Locate each line in the records below that contains the string "tower" and copy those lines out, treating uppercase and lowercase as different.

* Excerpt from a dataset
--------
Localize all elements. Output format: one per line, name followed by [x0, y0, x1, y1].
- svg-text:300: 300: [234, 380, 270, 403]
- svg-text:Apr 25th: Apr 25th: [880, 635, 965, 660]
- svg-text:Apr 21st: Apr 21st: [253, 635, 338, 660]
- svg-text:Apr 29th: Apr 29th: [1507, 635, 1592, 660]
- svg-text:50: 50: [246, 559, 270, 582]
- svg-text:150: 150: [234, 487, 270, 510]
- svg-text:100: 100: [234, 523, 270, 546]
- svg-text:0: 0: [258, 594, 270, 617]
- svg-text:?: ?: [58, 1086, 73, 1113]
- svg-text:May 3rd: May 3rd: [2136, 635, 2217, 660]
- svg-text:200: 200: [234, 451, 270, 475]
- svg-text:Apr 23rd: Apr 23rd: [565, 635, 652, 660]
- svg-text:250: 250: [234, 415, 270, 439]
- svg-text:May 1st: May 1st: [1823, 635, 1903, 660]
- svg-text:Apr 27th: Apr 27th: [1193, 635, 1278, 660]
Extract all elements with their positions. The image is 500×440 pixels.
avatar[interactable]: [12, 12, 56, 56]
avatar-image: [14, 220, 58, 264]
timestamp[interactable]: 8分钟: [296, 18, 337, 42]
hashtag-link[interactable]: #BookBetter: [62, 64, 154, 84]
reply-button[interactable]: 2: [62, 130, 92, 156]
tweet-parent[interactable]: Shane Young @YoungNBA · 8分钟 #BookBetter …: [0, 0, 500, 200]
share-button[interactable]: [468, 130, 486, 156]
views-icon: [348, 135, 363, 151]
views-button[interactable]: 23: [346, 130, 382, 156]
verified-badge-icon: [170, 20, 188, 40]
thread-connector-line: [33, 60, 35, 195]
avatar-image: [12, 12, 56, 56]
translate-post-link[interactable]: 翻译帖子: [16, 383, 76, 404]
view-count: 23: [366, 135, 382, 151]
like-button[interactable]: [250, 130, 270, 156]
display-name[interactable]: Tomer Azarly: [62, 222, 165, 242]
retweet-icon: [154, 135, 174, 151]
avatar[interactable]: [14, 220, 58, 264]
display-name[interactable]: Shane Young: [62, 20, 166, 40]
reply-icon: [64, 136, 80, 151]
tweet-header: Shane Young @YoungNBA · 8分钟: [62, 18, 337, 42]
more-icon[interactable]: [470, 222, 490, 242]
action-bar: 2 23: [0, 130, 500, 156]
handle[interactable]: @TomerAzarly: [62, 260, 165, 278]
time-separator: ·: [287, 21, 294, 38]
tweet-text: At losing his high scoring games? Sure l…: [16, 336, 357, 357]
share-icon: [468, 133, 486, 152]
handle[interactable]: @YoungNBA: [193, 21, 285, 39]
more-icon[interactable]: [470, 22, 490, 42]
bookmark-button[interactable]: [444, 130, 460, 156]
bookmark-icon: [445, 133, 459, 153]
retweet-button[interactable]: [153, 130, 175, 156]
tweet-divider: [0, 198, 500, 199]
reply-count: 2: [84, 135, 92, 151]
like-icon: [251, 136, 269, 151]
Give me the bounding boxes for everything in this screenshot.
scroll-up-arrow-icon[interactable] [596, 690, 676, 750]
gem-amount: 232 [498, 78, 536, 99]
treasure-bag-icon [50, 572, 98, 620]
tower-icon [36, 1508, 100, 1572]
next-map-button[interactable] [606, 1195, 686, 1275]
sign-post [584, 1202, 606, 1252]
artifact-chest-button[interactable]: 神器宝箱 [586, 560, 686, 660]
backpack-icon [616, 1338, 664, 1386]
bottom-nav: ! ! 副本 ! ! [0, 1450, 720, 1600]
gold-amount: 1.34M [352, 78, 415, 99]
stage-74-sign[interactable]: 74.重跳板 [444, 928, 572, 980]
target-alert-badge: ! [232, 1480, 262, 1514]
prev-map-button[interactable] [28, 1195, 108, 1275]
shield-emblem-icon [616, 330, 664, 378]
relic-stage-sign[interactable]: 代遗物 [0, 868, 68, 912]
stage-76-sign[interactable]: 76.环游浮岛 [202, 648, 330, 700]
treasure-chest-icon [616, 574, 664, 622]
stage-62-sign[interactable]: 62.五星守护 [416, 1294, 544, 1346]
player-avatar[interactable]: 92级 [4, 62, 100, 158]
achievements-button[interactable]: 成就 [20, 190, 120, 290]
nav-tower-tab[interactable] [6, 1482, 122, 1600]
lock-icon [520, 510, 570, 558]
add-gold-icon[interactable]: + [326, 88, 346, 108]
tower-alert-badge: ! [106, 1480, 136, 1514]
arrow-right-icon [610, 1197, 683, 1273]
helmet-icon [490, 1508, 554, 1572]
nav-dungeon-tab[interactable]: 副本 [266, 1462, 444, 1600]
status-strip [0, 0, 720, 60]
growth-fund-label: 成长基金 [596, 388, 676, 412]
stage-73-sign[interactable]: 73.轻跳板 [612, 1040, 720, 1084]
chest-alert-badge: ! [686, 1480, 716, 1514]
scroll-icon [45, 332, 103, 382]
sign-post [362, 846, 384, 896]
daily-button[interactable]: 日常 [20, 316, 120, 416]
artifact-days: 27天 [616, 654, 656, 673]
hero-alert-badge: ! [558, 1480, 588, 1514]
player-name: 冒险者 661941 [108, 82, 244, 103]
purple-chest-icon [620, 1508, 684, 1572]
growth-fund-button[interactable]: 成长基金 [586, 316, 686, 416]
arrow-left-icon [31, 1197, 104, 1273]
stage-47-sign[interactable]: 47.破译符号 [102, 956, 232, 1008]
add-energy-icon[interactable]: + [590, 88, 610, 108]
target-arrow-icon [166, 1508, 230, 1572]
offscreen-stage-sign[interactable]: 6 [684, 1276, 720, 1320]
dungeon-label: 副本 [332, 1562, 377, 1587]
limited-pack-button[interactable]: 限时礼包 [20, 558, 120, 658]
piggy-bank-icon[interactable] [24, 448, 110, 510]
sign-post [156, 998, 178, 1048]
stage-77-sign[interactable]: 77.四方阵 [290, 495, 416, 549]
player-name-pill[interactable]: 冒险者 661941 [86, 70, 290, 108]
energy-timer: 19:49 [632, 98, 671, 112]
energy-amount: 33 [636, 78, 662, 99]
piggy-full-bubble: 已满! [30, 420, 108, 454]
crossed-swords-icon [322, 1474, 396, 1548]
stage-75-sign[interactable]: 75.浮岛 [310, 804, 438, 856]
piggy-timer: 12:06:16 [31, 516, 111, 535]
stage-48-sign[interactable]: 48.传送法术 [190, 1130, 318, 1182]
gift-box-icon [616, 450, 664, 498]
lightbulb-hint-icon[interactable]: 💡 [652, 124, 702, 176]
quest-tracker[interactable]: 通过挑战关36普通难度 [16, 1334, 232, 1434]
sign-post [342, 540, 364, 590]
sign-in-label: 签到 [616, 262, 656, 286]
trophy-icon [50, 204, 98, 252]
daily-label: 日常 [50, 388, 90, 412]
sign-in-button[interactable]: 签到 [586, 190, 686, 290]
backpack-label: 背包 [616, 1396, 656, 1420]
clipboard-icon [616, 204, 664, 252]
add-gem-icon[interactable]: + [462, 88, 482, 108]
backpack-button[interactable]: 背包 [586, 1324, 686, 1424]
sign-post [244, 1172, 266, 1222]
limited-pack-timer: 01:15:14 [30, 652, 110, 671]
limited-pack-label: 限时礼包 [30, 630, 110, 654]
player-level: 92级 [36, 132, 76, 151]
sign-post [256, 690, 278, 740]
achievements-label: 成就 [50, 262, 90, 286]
--------
* COMPLETE RESPONSE
tower-icon [36, 1508, 100, 1572]
nav-tower-tab[interactable] [6, 1482, 122, 1600]
tower-alert-badge: ! [106, 1480, 136, 1514]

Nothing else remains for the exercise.